* Start *

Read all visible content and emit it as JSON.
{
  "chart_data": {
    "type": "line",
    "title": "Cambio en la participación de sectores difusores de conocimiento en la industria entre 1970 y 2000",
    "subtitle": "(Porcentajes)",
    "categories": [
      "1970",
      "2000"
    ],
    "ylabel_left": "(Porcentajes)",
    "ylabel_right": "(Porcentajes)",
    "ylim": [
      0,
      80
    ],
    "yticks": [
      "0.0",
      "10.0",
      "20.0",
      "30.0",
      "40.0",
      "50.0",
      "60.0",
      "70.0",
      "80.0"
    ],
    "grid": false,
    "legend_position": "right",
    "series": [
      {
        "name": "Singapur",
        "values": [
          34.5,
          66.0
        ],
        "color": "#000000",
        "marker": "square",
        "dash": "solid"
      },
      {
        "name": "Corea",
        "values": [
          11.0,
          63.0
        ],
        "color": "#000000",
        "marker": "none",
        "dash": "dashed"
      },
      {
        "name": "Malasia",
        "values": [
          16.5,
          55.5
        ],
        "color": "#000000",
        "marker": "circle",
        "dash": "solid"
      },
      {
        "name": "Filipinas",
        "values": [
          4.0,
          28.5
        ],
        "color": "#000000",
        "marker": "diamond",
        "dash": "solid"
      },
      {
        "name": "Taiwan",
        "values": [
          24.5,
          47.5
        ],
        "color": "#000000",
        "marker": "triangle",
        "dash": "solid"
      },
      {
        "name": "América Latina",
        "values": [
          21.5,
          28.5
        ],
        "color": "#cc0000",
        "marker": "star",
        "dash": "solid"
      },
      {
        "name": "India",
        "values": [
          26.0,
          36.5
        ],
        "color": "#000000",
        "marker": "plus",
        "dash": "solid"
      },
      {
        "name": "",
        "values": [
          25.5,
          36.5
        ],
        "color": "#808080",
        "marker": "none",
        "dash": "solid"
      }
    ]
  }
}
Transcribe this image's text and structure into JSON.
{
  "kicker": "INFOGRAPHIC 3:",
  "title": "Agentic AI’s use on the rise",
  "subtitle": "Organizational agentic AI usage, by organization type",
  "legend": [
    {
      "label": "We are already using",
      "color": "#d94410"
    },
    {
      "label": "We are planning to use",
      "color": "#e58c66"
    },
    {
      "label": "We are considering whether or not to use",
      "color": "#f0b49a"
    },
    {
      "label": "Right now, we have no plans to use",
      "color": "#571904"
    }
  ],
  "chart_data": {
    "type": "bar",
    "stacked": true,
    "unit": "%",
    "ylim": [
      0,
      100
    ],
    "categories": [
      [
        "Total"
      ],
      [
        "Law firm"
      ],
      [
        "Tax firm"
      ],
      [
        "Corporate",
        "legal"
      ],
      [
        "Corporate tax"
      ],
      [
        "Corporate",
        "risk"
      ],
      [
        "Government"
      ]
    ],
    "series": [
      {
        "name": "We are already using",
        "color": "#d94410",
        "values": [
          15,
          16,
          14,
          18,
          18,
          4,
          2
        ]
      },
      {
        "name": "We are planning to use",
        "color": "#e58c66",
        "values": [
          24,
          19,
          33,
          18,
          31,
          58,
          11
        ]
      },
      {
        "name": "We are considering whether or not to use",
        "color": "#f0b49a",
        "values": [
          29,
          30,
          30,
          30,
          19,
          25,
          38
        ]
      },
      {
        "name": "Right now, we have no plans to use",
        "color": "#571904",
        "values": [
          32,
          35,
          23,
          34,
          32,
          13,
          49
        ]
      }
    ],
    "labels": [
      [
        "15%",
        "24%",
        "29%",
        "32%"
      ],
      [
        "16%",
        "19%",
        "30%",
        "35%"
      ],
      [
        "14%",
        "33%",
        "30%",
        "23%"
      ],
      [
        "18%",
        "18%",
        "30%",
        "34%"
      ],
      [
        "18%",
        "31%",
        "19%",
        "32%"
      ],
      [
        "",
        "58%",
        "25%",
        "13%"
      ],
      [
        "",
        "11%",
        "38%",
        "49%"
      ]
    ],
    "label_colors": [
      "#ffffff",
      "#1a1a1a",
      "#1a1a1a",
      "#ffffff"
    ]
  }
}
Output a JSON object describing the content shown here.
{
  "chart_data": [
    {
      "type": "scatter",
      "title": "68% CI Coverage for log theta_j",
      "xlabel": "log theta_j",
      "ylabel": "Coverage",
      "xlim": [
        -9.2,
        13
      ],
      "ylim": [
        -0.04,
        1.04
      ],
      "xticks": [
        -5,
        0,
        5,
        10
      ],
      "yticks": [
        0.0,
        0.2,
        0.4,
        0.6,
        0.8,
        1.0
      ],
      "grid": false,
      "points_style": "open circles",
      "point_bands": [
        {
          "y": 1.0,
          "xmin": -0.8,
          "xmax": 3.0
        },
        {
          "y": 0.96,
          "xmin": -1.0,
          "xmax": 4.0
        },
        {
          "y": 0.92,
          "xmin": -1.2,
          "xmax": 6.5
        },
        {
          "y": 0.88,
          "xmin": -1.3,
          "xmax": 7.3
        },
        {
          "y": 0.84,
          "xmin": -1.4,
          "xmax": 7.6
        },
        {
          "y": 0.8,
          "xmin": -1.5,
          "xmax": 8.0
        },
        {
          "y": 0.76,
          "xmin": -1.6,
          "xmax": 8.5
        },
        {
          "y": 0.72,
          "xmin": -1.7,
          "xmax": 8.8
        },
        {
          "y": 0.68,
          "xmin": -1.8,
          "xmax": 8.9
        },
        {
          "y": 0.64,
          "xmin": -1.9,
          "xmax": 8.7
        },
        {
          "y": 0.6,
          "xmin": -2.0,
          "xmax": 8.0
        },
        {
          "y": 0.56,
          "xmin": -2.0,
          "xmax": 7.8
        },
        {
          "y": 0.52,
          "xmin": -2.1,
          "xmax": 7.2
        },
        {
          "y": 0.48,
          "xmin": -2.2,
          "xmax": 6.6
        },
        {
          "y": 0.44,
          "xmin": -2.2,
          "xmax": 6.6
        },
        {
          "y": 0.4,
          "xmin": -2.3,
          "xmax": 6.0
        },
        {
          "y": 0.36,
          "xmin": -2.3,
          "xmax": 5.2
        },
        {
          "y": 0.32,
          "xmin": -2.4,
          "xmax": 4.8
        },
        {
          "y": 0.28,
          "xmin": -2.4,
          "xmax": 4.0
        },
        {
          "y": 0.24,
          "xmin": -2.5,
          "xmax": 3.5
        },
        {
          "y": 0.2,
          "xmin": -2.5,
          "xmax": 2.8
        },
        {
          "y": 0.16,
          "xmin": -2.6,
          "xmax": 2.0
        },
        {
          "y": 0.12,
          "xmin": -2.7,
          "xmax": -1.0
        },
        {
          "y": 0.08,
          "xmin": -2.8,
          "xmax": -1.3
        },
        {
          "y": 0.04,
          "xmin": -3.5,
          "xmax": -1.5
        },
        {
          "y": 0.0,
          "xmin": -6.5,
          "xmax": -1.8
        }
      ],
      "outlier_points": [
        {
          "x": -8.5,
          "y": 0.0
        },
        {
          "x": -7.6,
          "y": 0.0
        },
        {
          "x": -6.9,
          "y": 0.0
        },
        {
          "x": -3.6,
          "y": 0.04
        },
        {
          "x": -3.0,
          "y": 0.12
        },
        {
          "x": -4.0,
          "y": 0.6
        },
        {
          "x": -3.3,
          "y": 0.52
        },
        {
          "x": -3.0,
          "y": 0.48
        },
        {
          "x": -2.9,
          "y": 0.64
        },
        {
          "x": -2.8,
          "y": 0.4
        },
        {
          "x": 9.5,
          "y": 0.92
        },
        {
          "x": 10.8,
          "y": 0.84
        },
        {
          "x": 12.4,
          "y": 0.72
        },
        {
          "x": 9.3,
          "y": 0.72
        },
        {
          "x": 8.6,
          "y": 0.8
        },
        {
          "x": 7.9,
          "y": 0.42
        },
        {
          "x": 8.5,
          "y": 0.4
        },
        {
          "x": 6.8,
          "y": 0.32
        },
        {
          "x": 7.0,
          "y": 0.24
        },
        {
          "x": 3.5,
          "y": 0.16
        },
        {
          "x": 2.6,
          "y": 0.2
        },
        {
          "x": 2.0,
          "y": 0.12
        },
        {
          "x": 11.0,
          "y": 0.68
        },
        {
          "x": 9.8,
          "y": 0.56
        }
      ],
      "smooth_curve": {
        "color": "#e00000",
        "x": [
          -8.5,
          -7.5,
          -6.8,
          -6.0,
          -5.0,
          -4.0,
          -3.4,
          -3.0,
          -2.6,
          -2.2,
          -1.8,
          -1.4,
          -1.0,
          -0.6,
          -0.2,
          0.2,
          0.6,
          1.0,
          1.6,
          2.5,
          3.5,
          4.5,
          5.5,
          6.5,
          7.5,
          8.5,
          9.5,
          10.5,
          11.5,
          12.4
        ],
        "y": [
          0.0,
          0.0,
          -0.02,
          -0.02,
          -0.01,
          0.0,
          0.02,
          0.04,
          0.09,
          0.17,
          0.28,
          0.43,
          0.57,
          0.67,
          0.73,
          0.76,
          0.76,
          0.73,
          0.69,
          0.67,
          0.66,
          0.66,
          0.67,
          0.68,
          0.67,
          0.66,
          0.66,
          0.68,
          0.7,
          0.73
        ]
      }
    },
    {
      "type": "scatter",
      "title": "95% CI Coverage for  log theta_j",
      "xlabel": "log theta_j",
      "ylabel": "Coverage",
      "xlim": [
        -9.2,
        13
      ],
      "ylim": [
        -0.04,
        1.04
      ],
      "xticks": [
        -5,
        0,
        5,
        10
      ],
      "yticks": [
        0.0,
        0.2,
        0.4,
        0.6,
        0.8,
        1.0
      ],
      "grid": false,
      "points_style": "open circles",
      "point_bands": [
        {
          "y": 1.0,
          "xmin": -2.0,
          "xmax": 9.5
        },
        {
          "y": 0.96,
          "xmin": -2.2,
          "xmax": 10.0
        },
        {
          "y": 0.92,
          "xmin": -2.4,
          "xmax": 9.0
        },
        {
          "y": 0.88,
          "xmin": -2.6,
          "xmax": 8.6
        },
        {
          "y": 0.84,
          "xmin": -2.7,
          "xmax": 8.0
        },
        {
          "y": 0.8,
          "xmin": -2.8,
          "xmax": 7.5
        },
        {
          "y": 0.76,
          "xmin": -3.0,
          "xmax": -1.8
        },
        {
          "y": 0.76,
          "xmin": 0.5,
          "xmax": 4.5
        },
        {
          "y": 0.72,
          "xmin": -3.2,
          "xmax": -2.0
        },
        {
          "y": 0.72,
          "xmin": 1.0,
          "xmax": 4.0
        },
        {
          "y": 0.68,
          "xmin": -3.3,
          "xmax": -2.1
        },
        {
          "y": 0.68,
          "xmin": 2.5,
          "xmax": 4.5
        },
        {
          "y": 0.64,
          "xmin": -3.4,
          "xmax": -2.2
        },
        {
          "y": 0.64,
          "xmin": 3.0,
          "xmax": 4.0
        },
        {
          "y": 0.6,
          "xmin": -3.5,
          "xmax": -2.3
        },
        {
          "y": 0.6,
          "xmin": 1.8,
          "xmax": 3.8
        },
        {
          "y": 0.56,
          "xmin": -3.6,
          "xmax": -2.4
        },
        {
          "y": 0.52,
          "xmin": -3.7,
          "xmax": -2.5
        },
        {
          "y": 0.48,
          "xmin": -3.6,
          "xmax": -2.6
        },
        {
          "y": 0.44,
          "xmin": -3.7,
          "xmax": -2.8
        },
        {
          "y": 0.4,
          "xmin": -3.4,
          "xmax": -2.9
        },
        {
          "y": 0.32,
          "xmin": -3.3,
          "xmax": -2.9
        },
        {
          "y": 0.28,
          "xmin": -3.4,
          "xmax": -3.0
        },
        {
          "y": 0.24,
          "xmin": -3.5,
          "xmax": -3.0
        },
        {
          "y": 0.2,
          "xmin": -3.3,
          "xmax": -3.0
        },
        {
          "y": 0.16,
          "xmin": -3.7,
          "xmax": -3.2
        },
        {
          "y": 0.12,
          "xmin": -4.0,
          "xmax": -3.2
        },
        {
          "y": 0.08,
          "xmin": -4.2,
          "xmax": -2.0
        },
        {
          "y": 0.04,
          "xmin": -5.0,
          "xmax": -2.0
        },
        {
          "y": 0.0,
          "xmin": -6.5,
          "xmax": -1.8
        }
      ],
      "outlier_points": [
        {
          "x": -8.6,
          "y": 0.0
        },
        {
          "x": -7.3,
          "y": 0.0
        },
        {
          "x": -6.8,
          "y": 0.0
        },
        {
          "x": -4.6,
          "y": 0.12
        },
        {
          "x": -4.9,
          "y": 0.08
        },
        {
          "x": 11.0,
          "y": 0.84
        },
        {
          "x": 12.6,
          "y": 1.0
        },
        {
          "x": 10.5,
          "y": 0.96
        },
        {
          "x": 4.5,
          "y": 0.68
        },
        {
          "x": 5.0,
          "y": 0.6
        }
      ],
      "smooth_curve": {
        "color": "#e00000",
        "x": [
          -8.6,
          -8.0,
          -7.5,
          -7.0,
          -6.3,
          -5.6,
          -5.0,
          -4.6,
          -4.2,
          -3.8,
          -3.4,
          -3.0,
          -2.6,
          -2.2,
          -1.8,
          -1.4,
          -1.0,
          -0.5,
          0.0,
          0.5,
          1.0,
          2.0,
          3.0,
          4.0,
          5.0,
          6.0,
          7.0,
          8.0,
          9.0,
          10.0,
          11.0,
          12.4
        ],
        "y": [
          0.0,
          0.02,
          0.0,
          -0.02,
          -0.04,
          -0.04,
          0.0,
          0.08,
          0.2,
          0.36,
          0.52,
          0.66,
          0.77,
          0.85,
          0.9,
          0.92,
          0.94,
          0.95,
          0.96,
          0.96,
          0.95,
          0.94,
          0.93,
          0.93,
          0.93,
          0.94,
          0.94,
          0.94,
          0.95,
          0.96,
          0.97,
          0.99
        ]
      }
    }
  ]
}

* End *

Pick out and copy the lines of the entries that hold the string "have".

Written reply >>
      "label": "Right now, we have no plans to use",
        "name": "Right now, we have no plans to use",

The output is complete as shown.